| The task |
Go through the entries below and copy each line containing the word "进行整改".

| Extracted records |

--

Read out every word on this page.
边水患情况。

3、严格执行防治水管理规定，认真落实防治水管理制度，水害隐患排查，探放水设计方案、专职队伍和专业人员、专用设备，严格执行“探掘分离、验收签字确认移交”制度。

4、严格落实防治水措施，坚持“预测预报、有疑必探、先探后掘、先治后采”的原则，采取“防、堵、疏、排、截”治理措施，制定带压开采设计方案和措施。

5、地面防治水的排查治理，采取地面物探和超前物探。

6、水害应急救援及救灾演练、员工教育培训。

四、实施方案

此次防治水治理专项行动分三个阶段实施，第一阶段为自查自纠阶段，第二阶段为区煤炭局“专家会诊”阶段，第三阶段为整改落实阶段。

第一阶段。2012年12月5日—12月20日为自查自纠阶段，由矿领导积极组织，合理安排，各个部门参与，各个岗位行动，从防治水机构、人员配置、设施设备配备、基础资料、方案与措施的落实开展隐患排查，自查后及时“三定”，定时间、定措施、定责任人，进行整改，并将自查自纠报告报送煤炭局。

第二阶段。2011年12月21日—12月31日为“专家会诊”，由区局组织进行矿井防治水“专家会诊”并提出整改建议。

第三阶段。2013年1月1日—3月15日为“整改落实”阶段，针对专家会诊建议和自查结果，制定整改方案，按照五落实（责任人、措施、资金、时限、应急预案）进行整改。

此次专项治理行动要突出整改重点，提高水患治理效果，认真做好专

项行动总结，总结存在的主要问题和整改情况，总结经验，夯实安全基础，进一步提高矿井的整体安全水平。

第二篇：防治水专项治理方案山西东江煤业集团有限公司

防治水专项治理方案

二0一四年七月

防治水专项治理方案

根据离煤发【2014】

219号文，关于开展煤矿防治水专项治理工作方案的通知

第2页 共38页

--

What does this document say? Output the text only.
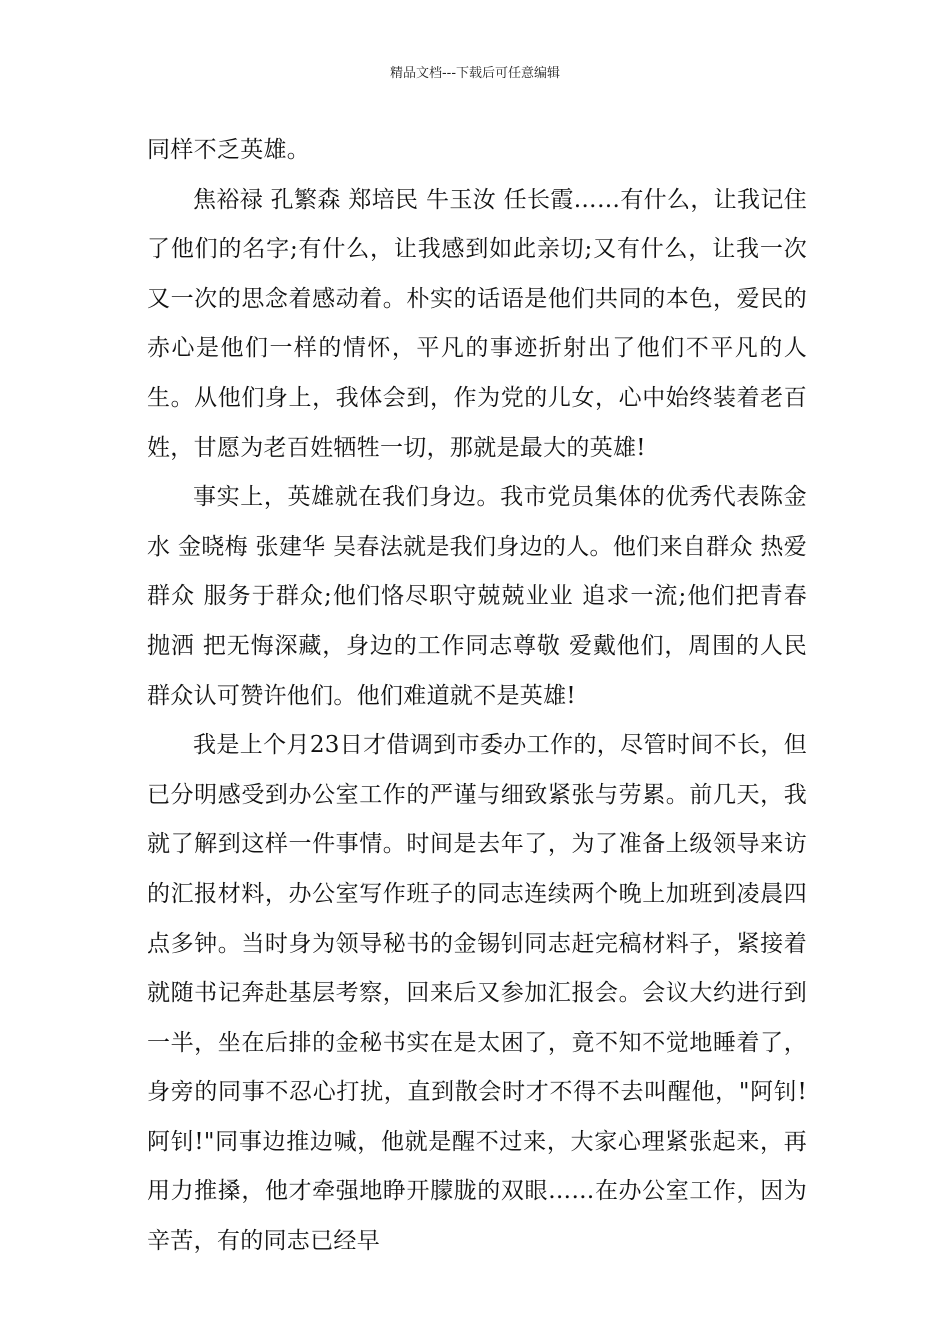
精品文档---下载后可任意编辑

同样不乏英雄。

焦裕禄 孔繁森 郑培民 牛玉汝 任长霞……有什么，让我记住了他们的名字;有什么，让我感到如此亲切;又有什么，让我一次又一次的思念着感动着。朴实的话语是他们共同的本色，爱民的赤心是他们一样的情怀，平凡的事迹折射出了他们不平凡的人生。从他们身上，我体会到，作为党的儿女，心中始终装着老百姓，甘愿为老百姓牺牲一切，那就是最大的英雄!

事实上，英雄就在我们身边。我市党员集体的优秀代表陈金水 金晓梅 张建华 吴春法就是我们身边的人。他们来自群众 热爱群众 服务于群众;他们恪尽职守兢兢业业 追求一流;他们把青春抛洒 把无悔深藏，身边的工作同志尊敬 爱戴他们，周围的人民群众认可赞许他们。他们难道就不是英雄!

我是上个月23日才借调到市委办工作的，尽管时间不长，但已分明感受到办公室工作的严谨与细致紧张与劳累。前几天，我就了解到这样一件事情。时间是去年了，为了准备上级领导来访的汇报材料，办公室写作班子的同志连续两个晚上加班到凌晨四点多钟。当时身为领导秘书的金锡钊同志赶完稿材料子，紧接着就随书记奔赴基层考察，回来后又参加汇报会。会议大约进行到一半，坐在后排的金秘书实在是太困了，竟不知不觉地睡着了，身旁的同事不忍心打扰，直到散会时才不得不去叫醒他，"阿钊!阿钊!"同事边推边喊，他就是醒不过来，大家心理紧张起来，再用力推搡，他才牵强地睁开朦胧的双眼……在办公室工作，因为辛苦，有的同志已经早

--

| Output |
第一阶段。2012年12月5日—12月20日为自查自纠阶段，由矿领导积极组织，合理安排，各个部门参与，各个岗位行动，从防治水机构、人员配置、设施设备配备、基础资料、方案与措施的落实开展隐患排查，自查后及时“三定”，定时间、定措施、定责任人，进行整改，并将自查自纠报告报送煤炭局。
第三阶段。2013年1月1日—3月15日为“整改落实”阶段，针对专家会诊建议和自查结果，制定整改方案，按照五落实（责任人、措施、资金、时限、应急预案）进行整改。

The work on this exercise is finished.